**Listed records**
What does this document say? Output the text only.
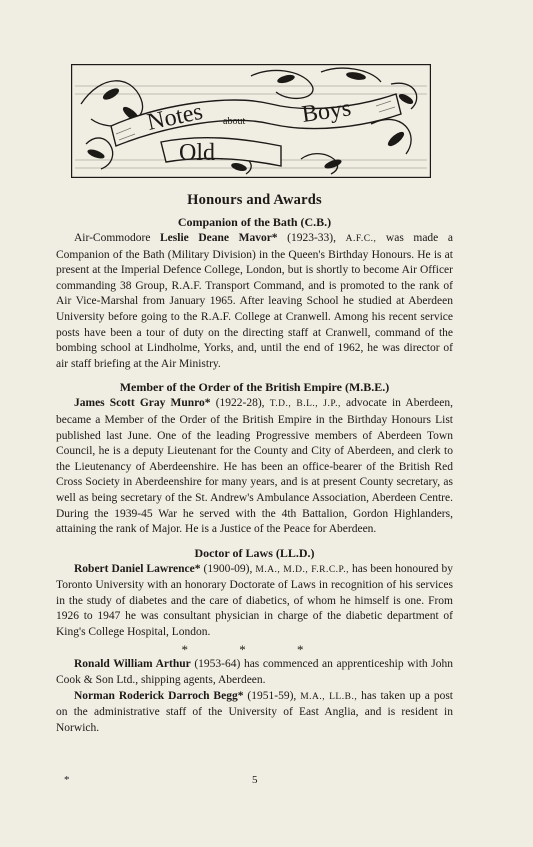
Notes about
Old
Boys
Honours and Awards
Companion of the Bath (C.B.)

Air-Commodore Leslie Deane Mavor* (1923-33), A.F.C., was made a Companion of the Bath (Military Division) in the Queen's Birthday Honours. He is at present at the Imperial Defence College, London, but is shortly to become Air Officer commanding 38 Group, R.A.F. Transport Command, and is promoted to the rank of Air Vice-Marshal from January 1965. After leaving School he studied at Aberdeen University before going to the R.A.F. College at Cranwell. Among his recent service posts have been a tour of duty on the directing staff at Cranwell, command of the bombing school at Lindholme, Yorks, and, until the end of 1962, he was director of air staff briefing at the Air Ministry.

Member of the Order of the British Empire (M.B.E.)

James Scott Gray Munro* (1922-28), T.D., B.L., J.P., advocate in Aberdeen, became a Member of the Order of the British Empire in the Birthday Honours List published last June. One of the leading Progressive members of Aberdeen Town Council, he is a deputy Lieutenant for the County and City of Aberdeen, and clerk to the Lieutenancy of Aberdeenshire. He has been an office-bearer of the British Red Cross Society in Aberdeenshire for many years, and is at present County secretary, as well as being secretary of the St. Andrew's Ambulance Association, Aberdeen Centre. During the 1939-45 War he served with the 4th Battalion, Gordon Highlanders, attaining the rank of Major. He is a Justice of the Peace for Aberdeen.

Doctor of Laws (LL.D.)

Robert Daniel Lawrence* (1900-09), M.A., M.D., F.R.C.P., has been honoured by Toronto University with an honorary Doctorate of Laws in recognition of his services in the study of diabetes and the care of diabetics, of whom he himself is one. From 1926 to 1947 he was consultant physician in charge of the diabetic department of King's College Hospital, London.

* * *

Ronald William Arthur (1953-64) has commenced an apprenticeship with John Cook & Son Ltd., shipping agents, Aberdeen.

Norman Roderick Darroch Begg* (1951-59), M.A., LL.B., has taken up a post on the administrative staff of the University of East Anglia, and is resident in Norwich.

*	5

**Written problem**
Produce an exact copy of each line of data, skipping embedded images.

**Problem solution**
What does this document say? Output the text only.
Notes about
Old
Boys
Honours and Awards
Companion of the Bath (C.B.)

Air-Commodore Leslie Deane Mavor* (1923-33), A.F.C., was made a Companion of the Bath (Military Division) in the Queen's Birthday Honours. He is at present at the Imperial Defence College, London, but is shortly to become Air Officer commanding 38 Group, R.A.F. Transport Command, and is promoted to the rank of Air Vice-Marshal from January 1965. After leaving School he studied at Aberdeen University before going to the R.A.F. College at Cranwell. Among his recent service posts have been a tour of duty on the directing staff at Cranwell, command of the bombing school at Lindholme, Yorks, and, until the end of 1962, he was director of air staff briefing at the Air Ministry.

Member of the Order of the British Empire (M.B.E.)

James Scott Gray Munro* (1922-28), T.D., B.L., J.P., advocate in Aberdeen, became a Member of the Order of the British Empire in the Birthday Honours List published last June. One of the leading Progressive members of Aberdeen Town Council, he is a deputy Lieutenant for the County and City of Aberdeen, and clerk to the Lieutenancy of Aberdeenshire. He has been an office-bearer of the British Red Cross Society in Aberdeenshire for many years, and is at present County secretary, as well as being secretary of the St. Andrew's Ambulance Association, Aberdeen Centre. During the 1939-45 War he served with the 4th Battalion, Gordon Highlanders, attaining the rank of Major. He is a Justice of the Peace for Aberdeen.

Doctor of Laws (LL.D.)

Robert Daniel Lawrence* (1900-09), M.A., M.D., F.R.C.P., has been honoured by Toronto University with an honorary Doctorate of Laws in recognition of his services in the study of diabetes and the care of diabetics, of whom he himself is one. From 1926 to 1947 he was consultant physician in charge of the diabetic department of King's College Hospital, London.

* * *

Ronald William Arthur (1953-64) has commenced an apprenticeship with John Cook & Son Ltd., shipping agents, Aberdeen.

Norman Roderick Darroch Begg* (1951-59), M.A., LL.B., has taken up a post on the administrative staff of the University of East Anglia, and is resident in Norwich.

*	5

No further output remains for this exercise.